**** Records to use
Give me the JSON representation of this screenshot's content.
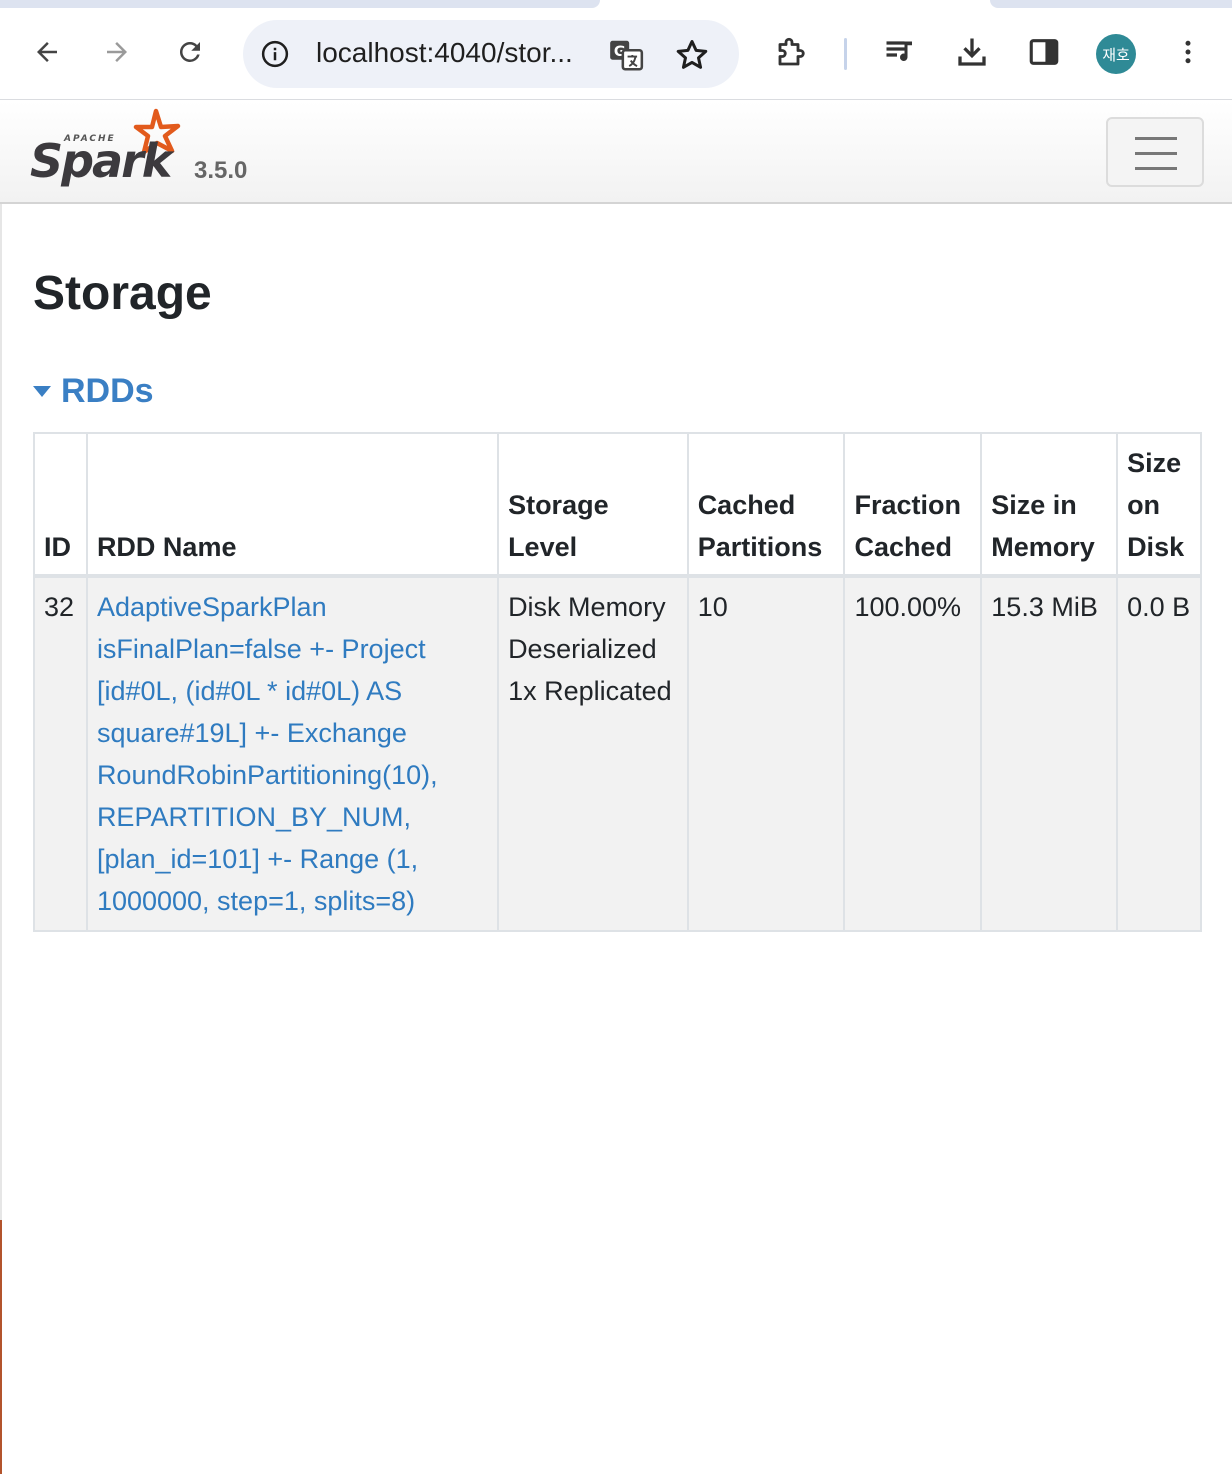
{
  "browser": {
    "url": "localhost:4040/stor...",
    "profile_initials": "재호"
  },
  "navbar": {
    "brand": "Spark",
    "brand_prefix": "APACHE",
    "version": "3.5.0"
  },
  "page": {
    "title": "Storage",
    "section_label": "RDDs"
  },
  "table": {
    "headers": {
      "id": "ID",
      "rdd_name": "RDD Name",
      "storage_level": "Storage Level",
      "cached_partitions": "Cached Partitions",
      "fraction_cached": "Fraction Cached",
      "size_in_memory": "Size in Memory",
      "size_on_disk": "Size on Disk"
    },
    "rows": [
      {
        "id": "32",
        "rdd_name": "AdaptiveSparkPlan isFinalPlan=false +- Project [id#0L, (id#0L * id#0L) AS square#19L] +- Exchange RoundRobinPartitioning(10), REPARTITION_BY_NUM, [plan_id=101] +- Range (1, 1000000, step=1, splits=8)",
        "storage_level": "Disk Memory Deserialized 1x Replicated",
        "cached_partitions": "10",
        "fraction_cached": "100.00%",
        "size_in_memory": "15.3 MiB",
        "size_on_disk": "0.0 B"
      }
    ]
  },
  "colors": {
    "link": "#2f7bc0",
    "spark_orange": "#e25a1c",
    "avatar": "#2f8a96"
  }
}
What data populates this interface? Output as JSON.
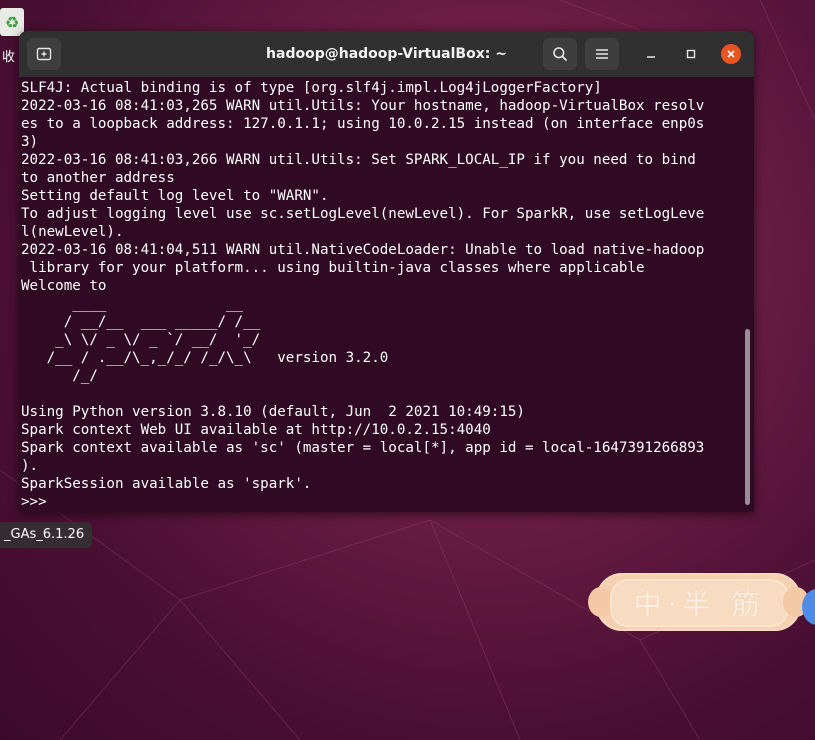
{
  "desktop": {
    "trash_label": "收",
    "file_label": "_GAs_6.1.26",
    "sticker_text": "中·半 筋"
  },
  "terminal": {
    "title": "hadoop@hadoop-VirtualBox: ~",
    "icons": {
      "new_tab": "new-tab-icon",
      "search": "search-icon",
      "menu": "hamburger-menu-icon",
      "minimize": "minimize-icon",
      "maximize": "maximize-icon",
      "close": "close-icon"
    },
    "colors": {
      "background": "#300a24",
      "titlebar": "#303030",
      "close_button": "#e95420",
      "text": "#ffffff"
    },
    "lines": [
      "SLF4J: Actual binding is of type [org.slf4j.impl.Log4jLoggerFactory]",
      "2022-03-16 08:41:03,265 WARN util.Utils: Your hostname, hadoop-VirtualBox resolv",
      "es to a loopback address: 127.0.1.1; using 10.0.2.15 instead (on interface enp0s",
      "3)",
      "2022-03-16 08:41:03,266 WARN util.Utils: Set SPARK_LOCAL_IP if you need to bind",
      "to another address",
      "Setting default log level to \"WARN\".",
      "To adjust logging level use sc.setLogLevel(newLevel). For SparkR, use setLogLeve",
      "l(newLevel).",
      "2022-03-16 08:41:04,511 WARN util.NativeCodeLoader: Unable to load native-hadoop",
      " library for your platform... using builtin-java classes where applicable",
      "Welcome to",
      "      ____              __",
      "     / __/__  ___ _____/ /__",
      "    _\\ \\/ _ \\/ _ `/ __/  '_/",
      "   /__ / .__/\\_,_/_/ /_/\\_\\   version 3.2.0",
      "      /_/",
      "",
      "Using Python version 3.8.10 (default, Jun  2 2021 10:49:15)",
      "Spark context Web UI available at http://10.0.2.15:4040",
      "Spark context available as 'sc' (master = local[*], app id = local-1647391266893",
      ").",
      "SparkSession available as 'spark'.",
      ">>> "
    ]
  }
}
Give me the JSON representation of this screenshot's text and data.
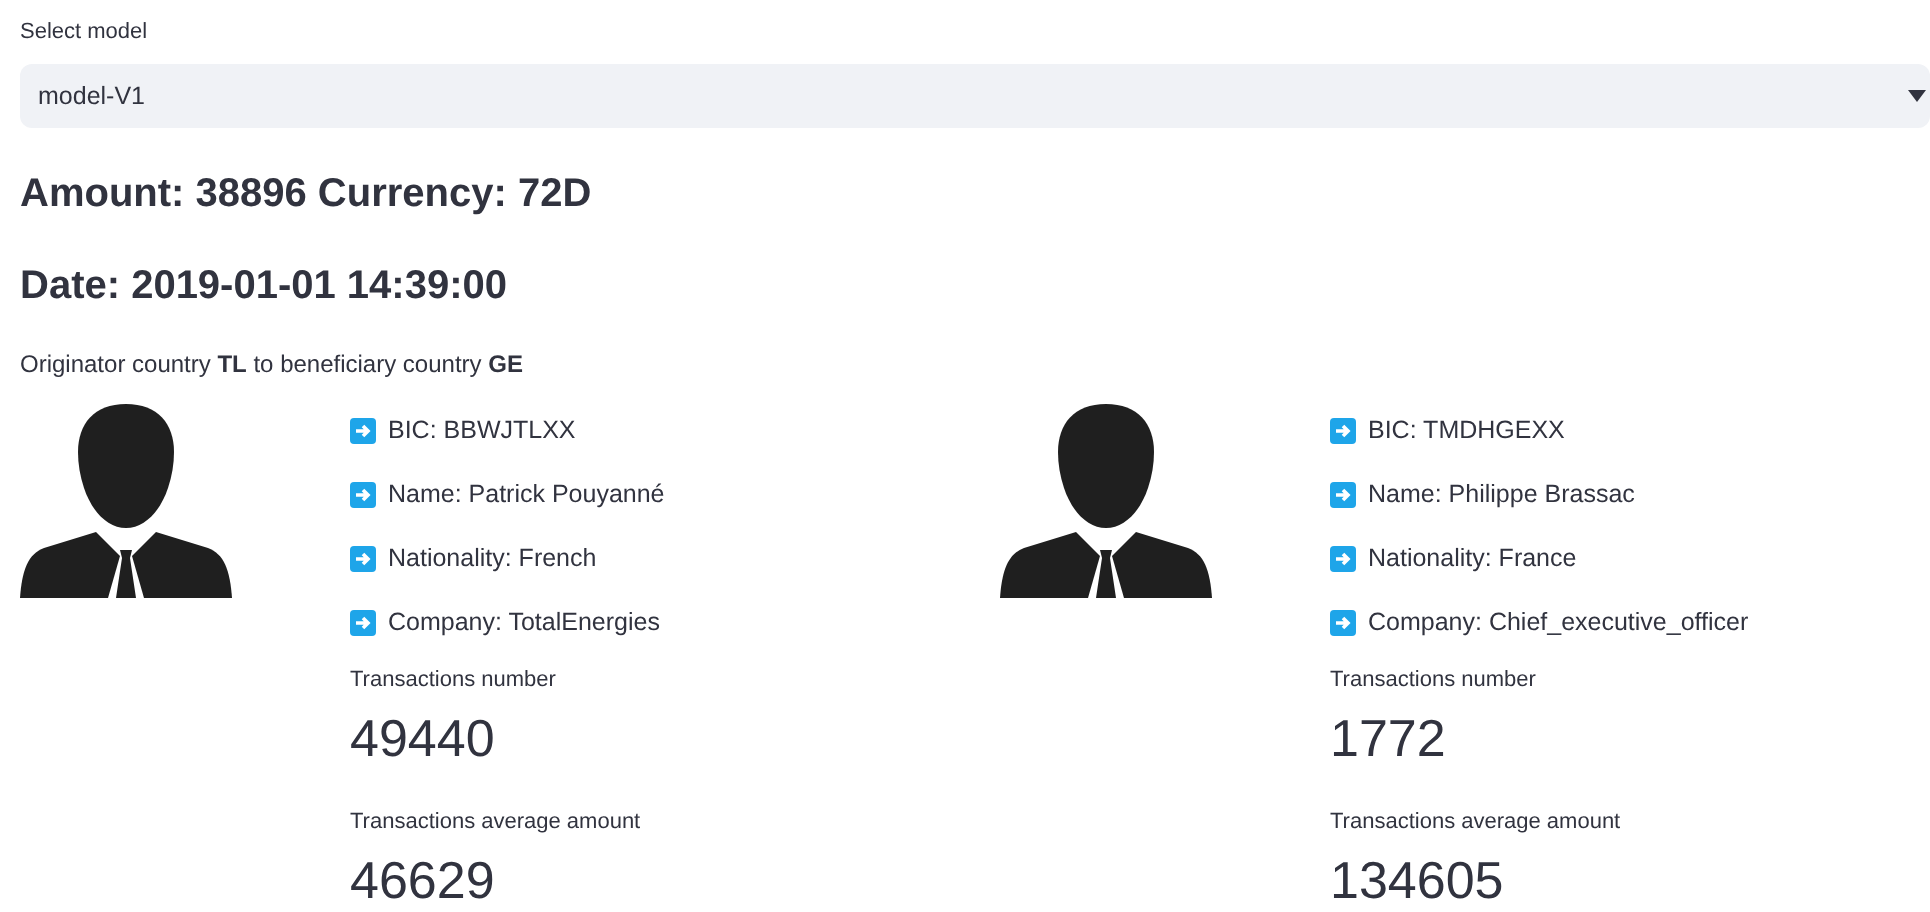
{
  "select": {
    "label": "Select model",
    "value": "model-V1"
  },
  "headings": [
    "Amount: 38896 Currency: 72D",
    "Date: 2019-01-01 14:39:00"
  ],
  "route": "Originator country **TL** to beneficiary country **GE**",
  "parties": [
    {
      "details": [
        "BIC: BBWJTLXX",
        "Name: Patrick Pouyanné",
        "Nationality: French",
        "Company: TotalEnergies"
      ],
      "metrics": [
        {
          "label": "Transactions number",
          "value": "49440"
        },
        {
          "label": "Transactions average amount",
          "value": "46629"
        }
      ]
    },
    {
      "details": [
        "BIC: TMDHGEXX",
        "Name: Philippe Brassac",
        "Nationality: France",
        "Company: Chief_executive_officer"
      ],
      "metrics": [
        {
          "label": "Transactions number",
          "value": "1772"
        },
        {
          "label": "Transactions average amount",
          "value": "134605"
        }
      ]
    }
  ]
}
********
» Exercise prompt
Copy every entry exactly as written. Pictures are excluded.

» Exercise result
Give me the JSON representation of this screenshot's content.
{
  "browser": {
    "url": "localhost:4040/stor...",
    "profile_initials": "재호"
  },
  "navbar": {
    "brand": "Spark",
    "brand_prefix": "APACHE",
    "version": "3.5.0"
  },
  "page": {
    "title": "Storage",
    "section_label": "RDDs"
  },
  "table": {
    "headers": {
      "id": "ID",
      "rdd_name": "RDD Name",
      "storage_level": "Storage Level",
      "cached_partitions": "Cached Partitions",
      "fraction_cached": "Fraction Cached",
      "size_in_memory": "Size in Memory",
      "size_on_disk": "Size on Disk"
    },
    "rows": [
      {
        "id": "32",
        "rdd_name": "AdaptiveSparkPlan isFinalPlan=false +- Project [id#0L, (id#0L * id#0L) AS square#19L] +- Exchange RoundRobinPartitioning(10), REPARTITION_BY_NUM, [plan_id=101] +- Range (1, 1000000, step=1, splits=8)",
        "storage_level": "Disk Memory Deserialized 1x Replicated",
        "cached_partitions": "10",
        "fraction_cached": "100.00%",
        "size_in_memory": "15.3 MiB",
        "size_on_disk": "0.0 B"
      }
    ]
  },
  "colors": {
    "link": "#2f7bc0",
    "spark_orange": "#e25a1c",
    "avatar": "#2f8a96"
  }
}
What data populates this interface? Output as JSON.
{
  "desktop": {
    "trash_label": "收",
    "file_label": "_GAs_6.1.26",
    "sticker_text": "中·半 筋"
  },
  "terminal": {
    "title": "hadoop@hadoop-VirtualBox: ~",
    "icons": {
      "new_tab": "new-tab-icon",
      "search": "search-icon",
      "menu": "hamburger-menu-icon",
      "minimize": "minimize-icon",
      "maximize": "maximize-icon",
      "close": "close-icon"
    },
    "colors": {
      "background": "#300a24",
      "titlebar": "#303030",
      "close_button": "#e95420",
      "text": "#ffffff"
    },
    "lines": [
      "SLF4J: Actual binding is of type [org.slf4j.impl.Log4jLoggerFactory]",
      "2022-03-16 08:41:03,265 WARN util.Utils: Your hostname, hadoop-VirtualBox resolv",
      "es to a loopback address: 127.0.1.1; using 10.0.2.15 instead (on interface enp0s",
      "3)",
      "2022-03-16 08:41:03,266 WARN util.Utils: Set SPARK_LOCAL_IP if you need to bind",
      "to another address",
      "Setting default log level to \"WARN\".",
      "To adjust logging level use sc.setLogLevel(newLevel). For SparkR, use setLogLeve",
      "l(newLevel).",
      "2022-03-16 08:41:04,511 WARN util.NativeCodeLoader: Unable to load native-hadoop",
      " library for your platform... using builtin-java classes where applicable",
      "Welcome to",
      "      ____              __",
      "     / __/__  ___ _____/ /__",
      "    _\\ \\/ _ \\/ _ `/ __/  '_/",
      "   /__ / .__/\\_,_/_/ /_/\\_\\   version 3.2.0",
      "      /_/",
      "",
      "Using Python version 3.8.10 (default, Jun  2 2021 10:49:15)",
      "Spark context Web UI available at http://10.0.2.15:4040",
      "Spark context available as 'sc' (master = local[*], app id = local-1647391266893",
      ").",
      "SparkSession available as 'spark'.",
      ">>> "
    ]
  }
}
Give me the JSON representation of this screenshot's text and data.
{
  "select": {
    "label": "Select model",
    "value": "model-V1"
  },
  "headings": [
    "Amount: 38896 Currency: 72D",
    "Date: 2019-01-01 14:39:00"
  ],
  "route": "Originator country **TL** to beneficiary country **GE**",
  "parties": [
    {
      "details": [
        "BIC: BBWJTLXX",
        "Name: Patrick Pouyanné",
        "Nationality: French",
        "Company: TotalEnergies"
      ],
      "metrics": [
        {
          "label": "Transactions number",
          "value": "49440"
        },
        {
          "label": "Transactions average amount",
          "value": "46629"
        }
      ]
    },
    {
      "details": [
        "BIC: TMDHGEXX",
        "Name: Philippe Brassac",
        "Nationality: France",
        "Company: Chief_executive_officer"
      ],
      "metrics": [
        {
          "label": "Transactions number",
          "value": "1772"
        },
        {
          "label": "Transactions average amount",
          "value": "134605"
        }
      ]
    }
  ]
}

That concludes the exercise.